» Task description
Every entry below must appear again, exactly as written.

» Data lines
____
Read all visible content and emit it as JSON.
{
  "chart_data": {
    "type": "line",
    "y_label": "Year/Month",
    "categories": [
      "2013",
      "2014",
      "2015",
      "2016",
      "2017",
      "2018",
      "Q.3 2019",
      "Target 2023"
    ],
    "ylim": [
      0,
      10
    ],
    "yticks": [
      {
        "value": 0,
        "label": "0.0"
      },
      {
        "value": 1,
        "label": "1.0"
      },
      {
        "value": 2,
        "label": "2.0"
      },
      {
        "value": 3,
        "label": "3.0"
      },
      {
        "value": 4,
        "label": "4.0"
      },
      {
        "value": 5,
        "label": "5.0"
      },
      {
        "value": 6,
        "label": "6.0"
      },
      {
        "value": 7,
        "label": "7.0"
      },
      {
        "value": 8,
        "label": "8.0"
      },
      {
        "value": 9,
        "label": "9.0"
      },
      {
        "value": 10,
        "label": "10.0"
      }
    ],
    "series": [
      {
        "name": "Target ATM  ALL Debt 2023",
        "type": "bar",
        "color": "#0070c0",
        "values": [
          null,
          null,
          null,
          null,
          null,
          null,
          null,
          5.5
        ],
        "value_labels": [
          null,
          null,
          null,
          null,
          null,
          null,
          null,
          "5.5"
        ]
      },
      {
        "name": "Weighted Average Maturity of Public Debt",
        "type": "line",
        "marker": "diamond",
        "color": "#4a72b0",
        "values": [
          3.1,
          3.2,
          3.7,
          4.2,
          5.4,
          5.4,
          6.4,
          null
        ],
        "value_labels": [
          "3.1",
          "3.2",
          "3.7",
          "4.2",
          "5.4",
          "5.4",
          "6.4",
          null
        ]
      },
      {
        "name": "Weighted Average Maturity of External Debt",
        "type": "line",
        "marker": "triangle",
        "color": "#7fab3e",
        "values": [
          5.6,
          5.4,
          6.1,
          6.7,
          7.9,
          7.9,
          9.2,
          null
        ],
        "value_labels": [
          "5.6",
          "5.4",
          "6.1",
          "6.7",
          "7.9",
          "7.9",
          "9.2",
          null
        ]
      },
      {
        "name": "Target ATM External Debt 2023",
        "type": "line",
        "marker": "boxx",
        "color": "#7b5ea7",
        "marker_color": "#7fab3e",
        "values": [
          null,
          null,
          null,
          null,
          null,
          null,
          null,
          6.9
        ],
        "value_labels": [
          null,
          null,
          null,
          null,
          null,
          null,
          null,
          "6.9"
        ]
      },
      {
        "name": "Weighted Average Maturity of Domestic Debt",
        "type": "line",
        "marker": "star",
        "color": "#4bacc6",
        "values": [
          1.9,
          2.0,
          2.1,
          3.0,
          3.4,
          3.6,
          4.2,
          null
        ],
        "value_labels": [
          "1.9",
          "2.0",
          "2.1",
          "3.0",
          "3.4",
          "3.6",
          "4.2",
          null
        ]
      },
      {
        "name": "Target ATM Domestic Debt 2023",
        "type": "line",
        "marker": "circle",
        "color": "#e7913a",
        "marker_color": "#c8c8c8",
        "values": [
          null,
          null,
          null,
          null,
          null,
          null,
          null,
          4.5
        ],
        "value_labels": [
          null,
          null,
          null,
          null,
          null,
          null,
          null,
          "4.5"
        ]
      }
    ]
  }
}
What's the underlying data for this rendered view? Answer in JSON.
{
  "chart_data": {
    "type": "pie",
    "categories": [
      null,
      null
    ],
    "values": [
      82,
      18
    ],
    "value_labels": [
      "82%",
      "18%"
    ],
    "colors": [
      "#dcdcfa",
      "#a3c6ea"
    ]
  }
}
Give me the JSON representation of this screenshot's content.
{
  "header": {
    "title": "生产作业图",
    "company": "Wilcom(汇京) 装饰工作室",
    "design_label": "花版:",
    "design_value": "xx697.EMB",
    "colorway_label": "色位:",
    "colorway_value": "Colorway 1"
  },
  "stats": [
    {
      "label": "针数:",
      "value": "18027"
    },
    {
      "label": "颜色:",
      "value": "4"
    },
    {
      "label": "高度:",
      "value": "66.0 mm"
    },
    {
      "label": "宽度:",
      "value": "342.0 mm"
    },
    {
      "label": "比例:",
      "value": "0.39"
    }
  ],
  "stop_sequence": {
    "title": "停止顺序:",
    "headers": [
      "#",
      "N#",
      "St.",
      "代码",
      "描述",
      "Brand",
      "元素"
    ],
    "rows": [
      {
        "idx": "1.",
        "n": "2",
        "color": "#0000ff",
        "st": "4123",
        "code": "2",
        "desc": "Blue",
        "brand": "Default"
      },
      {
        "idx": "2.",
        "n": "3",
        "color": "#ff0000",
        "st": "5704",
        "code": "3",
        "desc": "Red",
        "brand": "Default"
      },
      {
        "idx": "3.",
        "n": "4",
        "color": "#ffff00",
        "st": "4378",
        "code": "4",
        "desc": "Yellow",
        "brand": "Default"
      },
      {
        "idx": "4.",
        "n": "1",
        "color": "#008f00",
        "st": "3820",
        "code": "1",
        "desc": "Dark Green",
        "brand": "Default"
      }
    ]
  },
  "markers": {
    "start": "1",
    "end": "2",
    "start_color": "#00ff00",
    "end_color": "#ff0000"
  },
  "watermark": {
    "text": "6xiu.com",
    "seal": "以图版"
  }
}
____
» Exercise answer
Read all visible content and emit it as JSON.
{
  "chart_data": {
    "type": "line",
    "y_label": "Year/Month",
    "categories": [
      "2013",
      "2014",
      "2015",
      "2016",
      "2017",
      "2018",
      "Q.3 2019",
      "Target 2023"
    ],
    "ylim": [
      0,
      10
    ],
    "yticks": [
      {
        "value": 0,
        "label": "0.0"
      },
      {
        "value": 1,
        "label": "1.0"
      },
      {
        "value": 2,
        "label": "2.0"
      },
      {
        "value": 3,
        "label": "3.0"
      },
      {
        "value": 4,
        "label": "4.0"
      },
      {
        "value": 5,
        "label": "5.0"
      },
      {
        "value": 6,
        "label": "6.0"
      },
      {
        "value": 7,
        "label": "7.0"
      },
      {
        "value": 8,
        "label": "8.0"
      },
      {
        "value": 9,
        "label": "9.0"
      },
      {
        "value": 10,
        "label": "10.0"
      }
    ],
    "series": [
      {
        "name": "Target ATM  ALL Debt 2023",
        "type": "bar",
        "color": "#0070c0",
        "values": [
          null,
          null,
          null,
          null,
          null,
          null,
          null,
          5.5
        ],
        "value_labels": [
          null,
          null,
          null,
          null,
          null,
          null,
          null,
          "5.5"
        ]
      },
      {
        "name": "Weighted Average Maturity of Public Debt",
        "type": "line",
        "marker": "diamond",
        "color": "#4a72b0",
        "values": [
          3.1,
          3.2,
          3.7,
          4.2,
          5.4,
          5.4,
          6.4,
          null
        ],
        "value_labels": [
          "3.1",
          "3.2",
          "3.7",
          "4.2",
          "5.4",
          "5.4",
          "6.4",
          null
        ]
      },
      {
        "name": "Weighted Average Maturity of External Debt",
        "type": "line",
        "marker": "triangle",
        "color": "#7fab3e",
        "values": [
          5.6,
          5.4,
          6.1,
          6.7,
          7.9,
          7.9,
          9.2,
          null
        ],
        "value_labels": [
          "5.6",
          "5.4",
          "6.1",
          "6.7",
          "7.9",
          "7.9",
          "9.2",
          null
        ]
      },
      {
        "name": "Target ATM External Debt 2023",
        "type": "line",
        "marker": "boxx",
        "color": "#7b5ea7",
        "marker_color": "#7fab3e",
        "values": [
          null,
          null,
          null,
          null,
          null,
          null,
          null,
          6.9
        ],
        "value_labels": [
          null,
          null,
          null,
          null,
          null,
          null,
          null,
          "6.9"
        ]
      },
      {
        "name": "Weighted Average Maturity of Domestic Debt",
        "type": "line",
        "marker": "star",
        "color": "#4bacc6",
        "values": [
          1.9,
          2.0,
          2.1,
          3.0,
          3.4,
          3.6,
          4.2,
          null
        ],
        "value_labels": [
          "1.9",
          "2.0",
          "2.1",
          "3.0",
          "3.4",
          "3.6",
          "4.2",
          null
        ]
      },
      {
        "name": "Target ATM Domestic Debt 2023",
        "type": "line",
        "marker": "circle",
        "color": "#e7913a",
        "marker_color": "#c8c8c8",
        "values": [
          null,
          null,
          null,
          null,
          null,
          null,
          null,
          4.5
        ],
        "value_labels": [
          null,
          null,
          null,
          null,
          null,
          null,
          null,
          "4.5"
        ]
      }
    ]
  }
}
What's the underlying data for this rendered view? Answer in JSON.
{
  "chart_data": {
    "type": "pie",
    "categories": [
      null,
      null
    ],
    "values": [
      82,
      18
    ],
    "value_labels": [
      "82%",
      "18%"
    ],
    "colors": [
      "#dcdcfa",
      "#a3c6ea"
    ]
  }
}
Give me the JSON representation of this screenshot's content.
{
  "header": {
    "title": "生产作业图",
    "company": "Wilcom(汇京) 装饰工作室",
    "design_label": "花版:",
    "design_value": "xx697.EMB",
    "colorway_label": "色位:",
    "colorway_value": "Colorway 1"
  },
  "stats": [
    {
      "label": "针数:",
      "value": "18027"
    },
    {
      "label": "颜色:",
      "value": "4"
    },
    {
      "label": "高度:",
      "value": "66.0 mm"
    },
    {
      "label": "宽度:",
      "value": "342.0 mm"
    },
    {
      "label": "比例:",
      "value": "0.39"
    }
  ],
  "stop_sequence": {
    "title": "停止顺序:",
    "headers": [
      "#",
      "N#",
      "St.",
      "代码",
      "描述",
      "Brand",
      "元素"
    ],
    "rows": [
      {
        "idx": "1.",
        "n": "2",
        "color": "#0000ff",
        "st": "4123",
        "code": "2",
        "desc": "Blue",
        "brand": "Default"
      },
      {
        "idx": "2.",
        "n": "3",
        "color": "#ff0000",
        "st": "5704",
        "code": "3",
        "desc": "Red",
        "brand": "Default"
      },
      {
        "idx": "3.",
        "n": "4",
        "color": "#ffff00",
        "st": "4378",
        "code": "4",
        "desc": "Yellow",
        "brand": "Default"
      },
      {
        "idx": "4.",
        "n": "1",
        "color": "#008f00",
        "st": "3820",
        "code": "1",
        "desc": "Dark Green",
        "brand": "Default"
      }
    ]
  },
  "markers": {
    "start": "1",
    "end": "2",
    "start_color": "#00ff00",
    "end_color": "#ff0000"
  },
  "watermark": {
    "text": "6xiu.com",
    "seal": "以图版"
  }
}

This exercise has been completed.